● **Short problem**
Each line below should be quoted exactly, please.

● **Provided records**
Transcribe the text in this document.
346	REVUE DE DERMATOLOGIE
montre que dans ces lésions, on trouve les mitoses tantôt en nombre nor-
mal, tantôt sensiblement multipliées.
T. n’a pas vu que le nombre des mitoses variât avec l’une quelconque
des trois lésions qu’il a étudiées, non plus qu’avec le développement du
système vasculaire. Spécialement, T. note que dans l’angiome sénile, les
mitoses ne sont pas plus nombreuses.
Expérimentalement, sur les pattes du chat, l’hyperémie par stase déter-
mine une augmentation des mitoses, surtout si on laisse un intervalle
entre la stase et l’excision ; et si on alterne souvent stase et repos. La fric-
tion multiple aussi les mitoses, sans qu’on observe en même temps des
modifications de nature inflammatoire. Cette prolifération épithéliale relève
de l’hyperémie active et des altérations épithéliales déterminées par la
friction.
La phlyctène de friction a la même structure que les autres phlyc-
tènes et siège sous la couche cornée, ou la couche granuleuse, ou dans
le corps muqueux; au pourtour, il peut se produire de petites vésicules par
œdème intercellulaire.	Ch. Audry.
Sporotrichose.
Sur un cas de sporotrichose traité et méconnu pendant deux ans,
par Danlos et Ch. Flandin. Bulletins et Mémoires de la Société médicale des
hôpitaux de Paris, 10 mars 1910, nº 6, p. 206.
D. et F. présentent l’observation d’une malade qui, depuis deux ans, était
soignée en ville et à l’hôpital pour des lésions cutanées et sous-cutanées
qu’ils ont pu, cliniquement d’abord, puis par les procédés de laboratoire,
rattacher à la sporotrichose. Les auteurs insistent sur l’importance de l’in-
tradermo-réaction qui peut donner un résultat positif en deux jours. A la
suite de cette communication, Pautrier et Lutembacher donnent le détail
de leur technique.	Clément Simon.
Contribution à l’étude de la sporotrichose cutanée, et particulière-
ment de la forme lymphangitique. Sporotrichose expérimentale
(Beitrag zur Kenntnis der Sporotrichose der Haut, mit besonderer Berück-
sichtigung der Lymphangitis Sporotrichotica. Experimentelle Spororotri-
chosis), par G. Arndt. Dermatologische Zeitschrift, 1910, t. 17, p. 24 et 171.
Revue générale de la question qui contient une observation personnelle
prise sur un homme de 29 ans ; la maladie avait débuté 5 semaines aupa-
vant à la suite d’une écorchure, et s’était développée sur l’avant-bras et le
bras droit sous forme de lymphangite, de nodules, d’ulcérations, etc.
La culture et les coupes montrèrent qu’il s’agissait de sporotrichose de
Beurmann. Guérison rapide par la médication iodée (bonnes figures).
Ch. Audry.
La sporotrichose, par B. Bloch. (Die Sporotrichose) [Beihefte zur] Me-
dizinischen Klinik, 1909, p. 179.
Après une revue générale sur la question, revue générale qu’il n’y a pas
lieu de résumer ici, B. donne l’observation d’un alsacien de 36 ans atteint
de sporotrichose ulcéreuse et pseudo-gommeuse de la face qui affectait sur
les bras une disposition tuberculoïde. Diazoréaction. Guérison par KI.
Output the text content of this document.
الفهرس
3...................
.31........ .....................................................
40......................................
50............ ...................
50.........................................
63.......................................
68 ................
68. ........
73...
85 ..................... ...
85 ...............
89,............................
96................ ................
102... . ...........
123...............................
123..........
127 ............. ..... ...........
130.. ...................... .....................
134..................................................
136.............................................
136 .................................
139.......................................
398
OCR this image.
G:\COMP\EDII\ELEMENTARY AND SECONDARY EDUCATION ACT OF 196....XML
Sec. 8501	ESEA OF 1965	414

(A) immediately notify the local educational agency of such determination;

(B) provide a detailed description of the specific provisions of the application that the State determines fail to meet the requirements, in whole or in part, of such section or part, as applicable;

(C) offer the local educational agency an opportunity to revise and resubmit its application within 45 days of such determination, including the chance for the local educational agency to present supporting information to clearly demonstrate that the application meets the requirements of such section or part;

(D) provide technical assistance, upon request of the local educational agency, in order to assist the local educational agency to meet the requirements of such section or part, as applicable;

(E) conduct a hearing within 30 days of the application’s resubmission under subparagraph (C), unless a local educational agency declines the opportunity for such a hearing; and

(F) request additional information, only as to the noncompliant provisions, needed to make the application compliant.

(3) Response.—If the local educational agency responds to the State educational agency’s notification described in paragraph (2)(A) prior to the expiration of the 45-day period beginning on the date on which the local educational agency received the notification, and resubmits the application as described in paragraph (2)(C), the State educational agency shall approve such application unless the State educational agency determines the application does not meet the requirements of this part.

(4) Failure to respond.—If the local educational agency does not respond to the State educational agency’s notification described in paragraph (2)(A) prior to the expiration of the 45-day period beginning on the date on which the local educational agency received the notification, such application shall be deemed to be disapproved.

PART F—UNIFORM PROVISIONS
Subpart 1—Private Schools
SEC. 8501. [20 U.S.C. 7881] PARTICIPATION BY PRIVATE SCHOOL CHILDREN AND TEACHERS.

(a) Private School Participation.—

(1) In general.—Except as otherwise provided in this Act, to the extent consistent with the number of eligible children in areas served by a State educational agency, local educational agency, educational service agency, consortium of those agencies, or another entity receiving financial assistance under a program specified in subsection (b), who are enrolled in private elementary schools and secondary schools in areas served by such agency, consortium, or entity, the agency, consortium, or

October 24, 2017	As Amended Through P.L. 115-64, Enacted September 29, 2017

● **The answer**
Transcribe the text in this document.
346	REVUE DE DERMATOLOGIE
montre que dans ces lésions, on trouve les mitoses tantôt en nombre nor-
mal, tantôt sensiblement multipliées.
T. n’a pas vu que le nombre des mitoses variât avec l’une quelconque
des trois lésions qu’il a étudiées, non plus qu’avec le développement du
système vasculaire. Spécialement, T. note que dans l’angiome sénile, les
mitoses ne sont pas plus nombreuses.
Expérimentalement, sur les pattes du chat, l’hyperémie par stase déter-
mine une augmentation des mitoses, surtout si on laisse un intervalle
entre la stase et l’excision ; et si on alterne souvent stase et repos. La fric-
tion multiple aussi les mitoses, sans qu’on observe en même temps des
modifications de nature inflammatoire. Cette prolifération épithéliale relève
de l’hyperémie active et des altérations épithéliales déterminées par la
friction.
La phlyctène de friction a la même structure que les autres phlyc-
tènes et siège sous la couche cornée, ou la couche granuleuse, ou dans
le corps muqueux; au pourtour, il peut se produire de petites vésicules par
œdème intercellulaire.	Ch. Audry.
Sporotrichose.
Sur un cas de sporotrichose traité et méconnu pendant deux ans,
par Danlos et Ch. Flandin. Bulletins et Mémoires de la Société médicale des
hôpitaux de Paris, 10 mars 1910, nº 6, p. 206.
D. et F. présentent l’observation d’une malade qui, depuis deux ans, était
soignée en ville et à l’hôpital pour des lésions cutanées et sous-cutanées
qu’ils ont pu, cliniquement d’abord, puis par les procédés de laboratoire,
rattacher à la sporotrichose. Les auteurs insistent sur l’importance de l’in-
tradermo-réaction qui peut donner un résultat positif en deux jours. A la
suite de cette communication, Pautrier et Lutembacher donnent le détail
de leur technique.	Clément Simon.
Contribution à l’étude de la sporotrichose cutanée, et particulière-
ment de la forme lymphangitique. Sporotrichose expérimentale
(Beitrag zur Kenntnis der Sporotrichose der Haut, mit besonderer Berück-
sichtigung der Lymphangitis Sporotrichotica. Experimentelle Spororotri-
chosis), par G. Arndt. Dermatologische Zeitschrift, 1910, t. 17, p. 24 et 171.
Revue générale de la question qui contient une observation personnelle
prise sur un homme de 29 ans ; la maladie avait débuté 5 semaines aupa-
vant à la suite d’une écorchure, et s’était développée sur l’avant-bras et le
bras droit sous forme de lymphangite, de nodules, d’ulcérations, etc.
La culture et les coupes montrèrent qu’il s’agissait de sporotrichose de
Beurmann. Guérison rapide par la médication iodée (bonnes figures).
Ch. Audry.
La sporotrichose, par B. Bloch. (Die Sporotrichose) [Beihefte zur] Me-
dizinischen Klinik, 1909, p. 179.
Après une revue générale sur la question, revue générale qu’il n’y a pas
lieu de résumer ici, B. donne l’observation d’un alsacien de 36 ans atteint
de sporotrichose ulcéreuse et pseudo-gommeuse de la face qui affectait sur
les bras une disposition tuberculoïde. Diazoréaction. Guérison par KI.
Output the text content of this document.
الفهرس
3...................
.31........ .....................................................
40......................................
50............ ...................
50.........................................
63.......................................
68 ................
68. ........
73...
85 ..................... ...
85 ...............
89,............................
96................ ................
102... . ...........
123...............................
123..........
127 ............. ..... ...........
130.. ...................... .....................
134..................................................
136.............................................
136 .................................
139.......................................
398
OCR this image.
G:\COMP\EDII\ELEMENTARY AND SECONDARY EDUCATION ACT OF 196....XML
Sec. 8501	ESEA OF 1965	414

(A) immediately notify the local educational agency of such determination;

(B) provide a detailed description of the specific provisions of the application that the State determines fail to meet the requirements, in whole or in part, of such section or part, as applicable;

(C) offer the local educational agency an opportunity to revise and resubmit its application within 45 days of such determination, including the chance for the local educational agency to present supporting information to clearly demonstrate that the application meets the requirements of such section or part;

(D) provide technical assistance, upon request of the local educational agency, in order to assist the local educational agency to meet the requirements of such section or part, as applicable;

(E) conduct a hearing within 30 days of the application’s resubmission under subparagraph (C), unless a local educational agency declines the opportunity for such a hearing; and

(F) request additional information, only as to the noncompliant provisions, needed to make the application compliant.

(3) Response.—If the local educational agency responds to the State educational agency’s notification described in paragraph (2)(A) prior to the expiration of the 45-day period beginning on the date on which the local educational agency received the notification, and resubmits the application as described in paragraph (2)(C), the State educational agency shall approve such application unless the State educational agency determines the application does not meet the requirements of this part.

(4) Failure to respond.—If the local educational agency does not respond to the State educational agency’s notification described in paragraph (2)(A) prior to the expiration of the 45-day period beginning on the date on which the local educational agency received the notification, such application shall be deemed to be disapproved.

PART F—UNIFORM PROVISIONS
Subpart 1—Private Schools
SEC. 8501. [20 U.S.C. 7881] PARTICIPATION BY PRIVATE SCHOOL CHILDREN AND TEACHERS.

(a) Private School Participation.—

(1) In general.—Except as otherwise provided in this Act, to the extent consistent with the number of eligible children in areas served by a State educational agency, local educational agency, educational service agency, consortium of those agencies, or another entity receiving financial assistance under a program specified in subsection (b), who are enrolled in private elementary schools and secondary schools in areas served by such agency, consortium, or entity, the agency, consortium, or

October 24, 2017	As Amended Through P.L. 115-64, Enacted September 29, 2017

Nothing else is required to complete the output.